> [Data in this exercise]:
▶

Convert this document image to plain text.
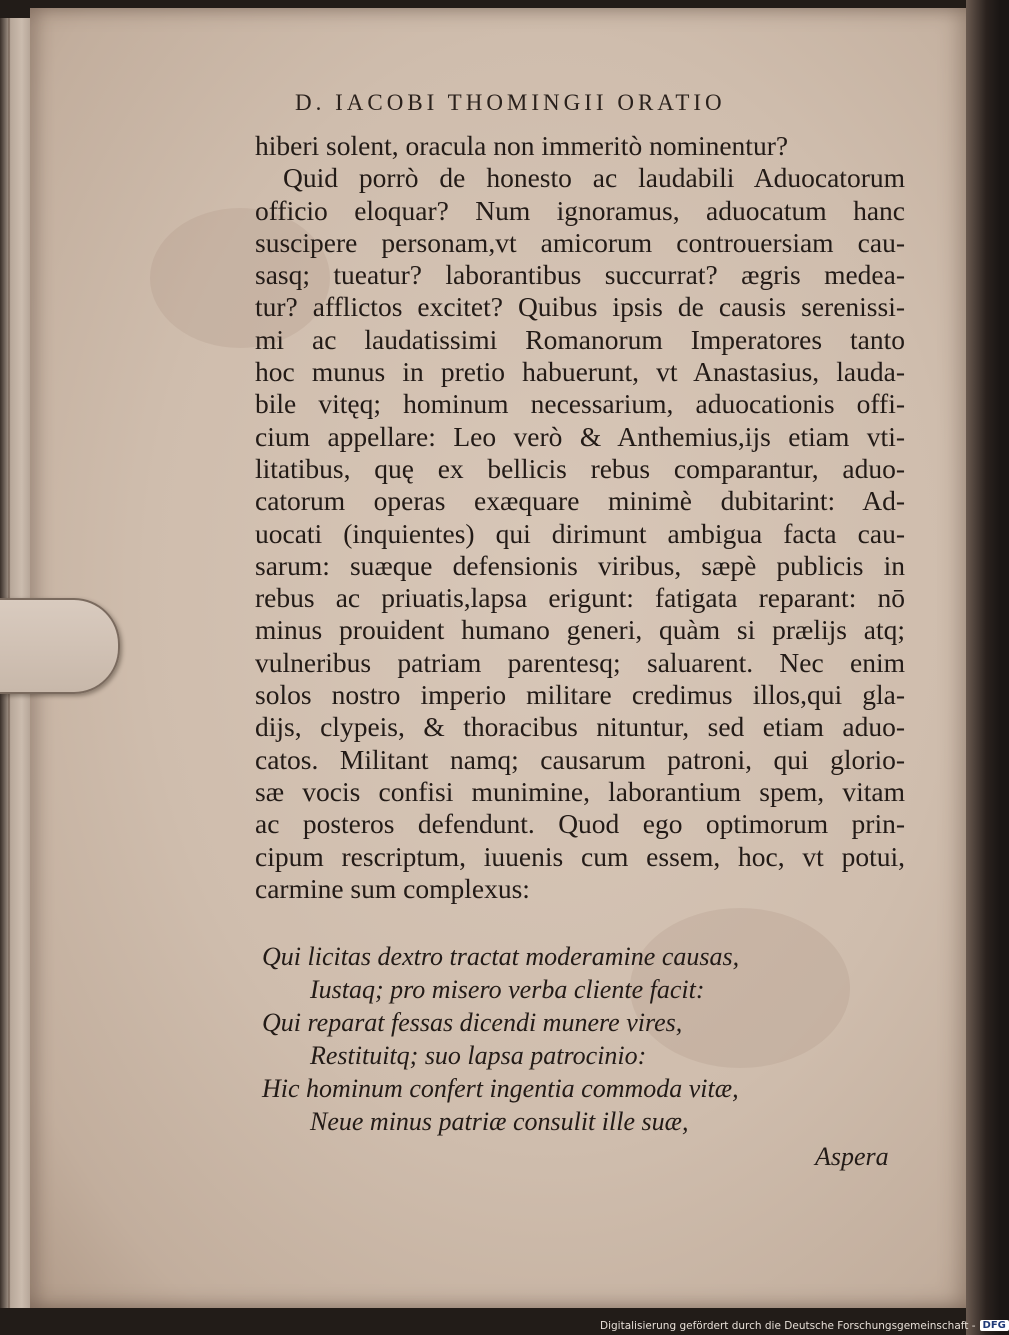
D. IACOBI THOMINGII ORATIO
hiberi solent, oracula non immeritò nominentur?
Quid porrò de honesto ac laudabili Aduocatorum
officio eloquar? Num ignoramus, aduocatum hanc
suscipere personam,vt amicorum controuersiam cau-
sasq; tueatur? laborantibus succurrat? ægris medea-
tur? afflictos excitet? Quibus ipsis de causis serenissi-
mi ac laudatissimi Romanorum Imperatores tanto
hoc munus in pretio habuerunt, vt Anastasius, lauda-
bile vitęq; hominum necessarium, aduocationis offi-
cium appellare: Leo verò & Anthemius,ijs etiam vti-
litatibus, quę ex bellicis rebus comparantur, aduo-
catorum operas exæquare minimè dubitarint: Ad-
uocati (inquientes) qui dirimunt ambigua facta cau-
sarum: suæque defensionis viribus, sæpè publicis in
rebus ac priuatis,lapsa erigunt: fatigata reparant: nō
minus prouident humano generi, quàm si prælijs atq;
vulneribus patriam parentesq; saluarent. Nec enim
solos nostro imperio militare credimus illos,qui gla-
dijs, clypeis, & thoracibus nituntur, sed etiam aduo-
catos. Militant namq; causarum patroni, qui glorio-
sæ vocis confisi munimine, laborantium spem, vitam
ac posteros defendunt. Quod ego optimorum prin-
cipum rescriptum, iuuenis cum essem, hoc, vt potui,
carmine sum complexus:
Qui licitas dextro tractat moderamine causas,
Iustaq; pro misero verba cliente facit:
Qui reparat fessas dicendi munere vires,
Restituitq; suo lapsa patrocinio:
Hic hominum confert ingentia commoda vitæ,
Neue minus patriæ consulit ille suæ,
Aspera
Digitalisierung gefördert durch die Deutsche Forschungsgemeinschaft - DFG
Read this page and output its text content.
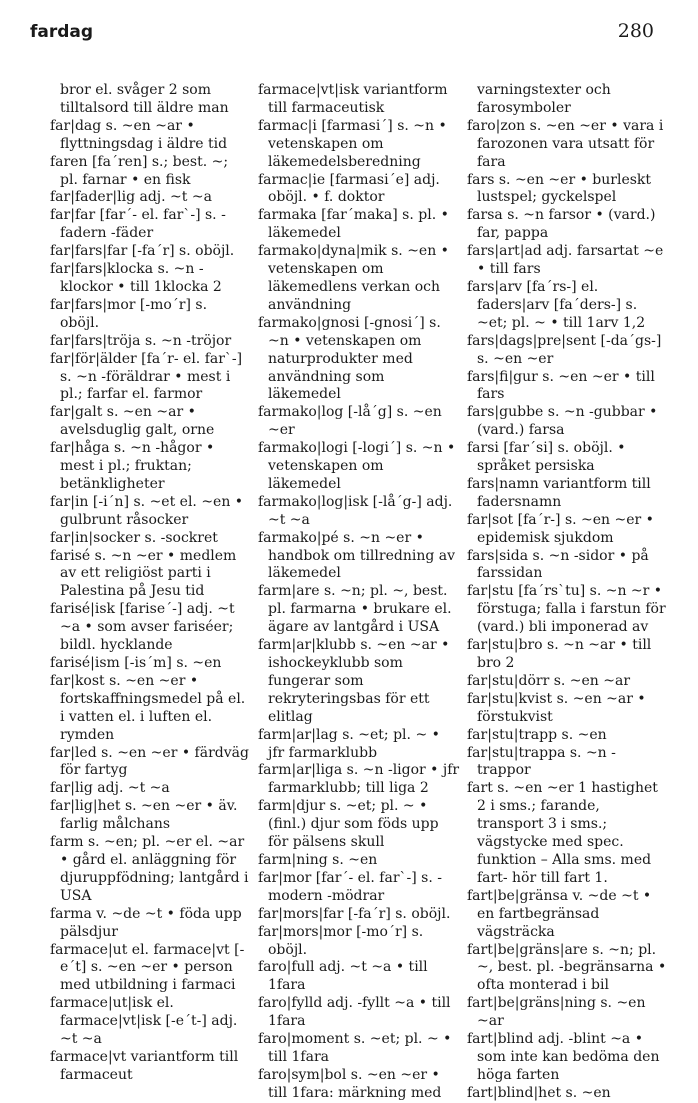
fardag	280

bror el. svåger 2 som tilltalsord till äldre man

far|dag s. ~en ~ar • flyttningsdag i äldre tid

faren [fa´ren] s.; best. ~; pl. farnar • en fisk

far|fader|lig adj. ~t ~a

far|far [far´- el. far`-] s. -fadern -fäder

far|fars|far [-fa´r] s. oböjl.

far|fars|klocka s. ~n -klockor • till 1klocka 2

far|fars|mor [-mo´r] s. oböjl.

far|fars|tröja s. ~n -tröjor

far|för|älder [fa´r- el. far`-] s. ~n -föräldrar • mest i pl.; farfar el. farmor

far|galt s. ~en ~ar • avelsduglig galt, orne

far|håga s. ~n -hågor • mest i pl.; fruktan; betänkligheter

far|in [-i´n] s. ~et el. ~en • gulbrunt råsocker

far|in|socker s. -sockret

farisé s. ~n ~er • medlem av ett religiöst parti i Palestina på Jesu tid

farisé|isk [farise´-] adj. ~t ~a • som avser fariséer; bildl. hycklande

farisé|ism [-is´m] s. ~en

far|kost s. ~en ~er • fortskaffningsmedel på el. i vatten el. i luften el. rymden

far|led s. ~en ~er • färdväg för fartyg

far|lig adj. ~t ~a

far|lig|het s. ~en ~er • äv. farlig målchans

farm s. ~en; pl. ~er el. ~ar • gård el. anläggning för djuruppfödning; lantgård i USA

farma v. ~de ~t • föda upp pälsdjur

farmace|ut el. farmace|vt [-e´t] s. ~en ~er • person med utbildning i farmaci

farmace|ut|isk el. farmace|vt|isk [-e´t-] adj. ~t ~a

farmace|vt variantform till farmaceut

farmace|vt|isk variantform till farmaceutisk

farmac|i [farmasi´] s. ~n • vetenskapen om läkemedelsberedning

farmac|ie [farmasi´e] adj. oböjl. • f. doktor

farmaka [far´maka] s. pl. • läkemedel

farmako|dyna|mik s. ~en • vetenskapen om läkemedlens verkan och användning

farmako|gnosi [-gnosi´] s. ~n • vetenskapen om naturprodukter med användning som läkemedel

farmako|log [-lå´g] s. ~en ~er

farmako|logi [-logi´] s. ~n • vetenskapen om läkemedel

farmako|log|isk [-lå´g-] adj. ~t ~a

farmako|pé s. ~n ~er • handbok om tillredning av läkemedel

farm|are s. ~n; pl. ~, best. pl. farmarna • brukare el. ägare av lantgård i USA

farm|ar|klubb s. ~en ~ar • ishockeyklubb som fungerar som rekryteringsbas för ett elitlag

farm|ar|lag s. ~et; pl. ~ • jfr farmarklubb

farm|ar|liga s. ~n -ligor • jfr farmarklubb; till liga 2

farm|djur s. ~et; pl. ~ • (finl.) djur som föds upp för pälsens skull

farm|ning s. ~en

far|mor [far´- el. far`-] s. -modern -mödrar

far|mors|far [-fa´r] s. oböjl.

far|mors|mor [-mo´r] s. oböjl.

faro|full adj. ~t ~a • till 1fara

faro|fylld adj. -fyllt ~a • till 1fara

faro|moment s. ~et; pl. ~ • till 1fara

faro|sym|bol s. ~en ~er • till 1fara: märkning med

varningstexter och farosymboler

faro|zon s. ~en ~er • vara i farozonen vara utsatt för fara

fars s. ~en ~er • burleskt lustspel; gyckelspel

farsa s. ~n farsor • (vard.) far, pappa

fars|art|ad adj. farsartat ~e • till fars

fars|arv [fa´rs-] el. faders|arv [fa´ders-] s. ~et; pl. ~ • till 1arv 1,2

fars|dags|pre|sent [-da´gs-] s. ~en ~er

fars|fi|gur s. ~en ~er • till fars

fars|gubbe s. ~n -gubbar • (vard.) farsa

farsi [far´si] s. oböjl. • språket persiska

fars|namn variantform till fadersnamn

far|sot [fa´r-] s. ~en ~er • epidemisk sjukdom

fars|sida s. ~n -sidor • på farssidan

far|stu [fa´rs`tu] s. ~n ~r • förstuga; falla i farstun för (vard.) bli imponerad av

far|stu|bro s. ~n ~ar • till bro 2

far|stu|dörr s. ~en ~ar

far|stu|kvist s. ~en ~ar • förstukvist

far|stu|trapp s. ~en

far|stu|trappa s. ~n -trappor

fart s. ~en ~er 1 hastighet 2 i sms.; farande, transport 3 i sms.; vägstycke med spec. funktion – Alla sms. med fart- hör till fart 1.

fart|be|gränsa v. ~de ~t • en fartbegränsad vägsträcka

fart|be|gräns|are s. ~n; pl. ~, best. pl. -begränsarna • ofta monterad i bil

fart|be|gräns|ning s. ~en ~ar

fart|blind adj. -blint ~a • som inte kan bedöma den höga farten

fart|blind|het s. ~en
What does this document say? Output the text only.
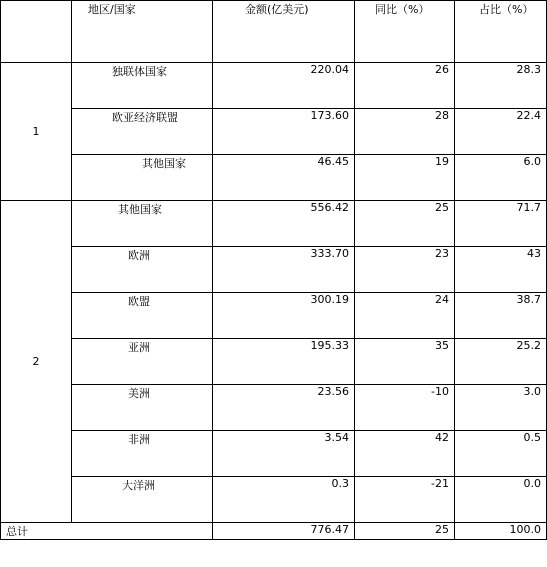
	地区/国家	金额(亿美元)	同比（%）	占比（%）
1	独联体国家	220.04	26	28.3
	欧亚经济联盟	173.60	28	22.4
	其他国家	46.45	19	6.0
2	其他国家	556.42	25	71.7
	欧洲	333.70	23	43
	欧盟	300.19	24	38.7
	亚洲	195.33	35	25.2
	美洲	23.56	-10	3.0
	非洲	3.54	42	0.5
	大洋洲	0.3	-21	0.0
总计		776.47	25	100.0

◀

> [Task]:
Set out every line from the material that contains the string "lapsa".

> [Task answer]:
rebus ac priuatis,lapsa erigunt: fatigata reparant: nō
Restituitq; suo lapsa patrocinio:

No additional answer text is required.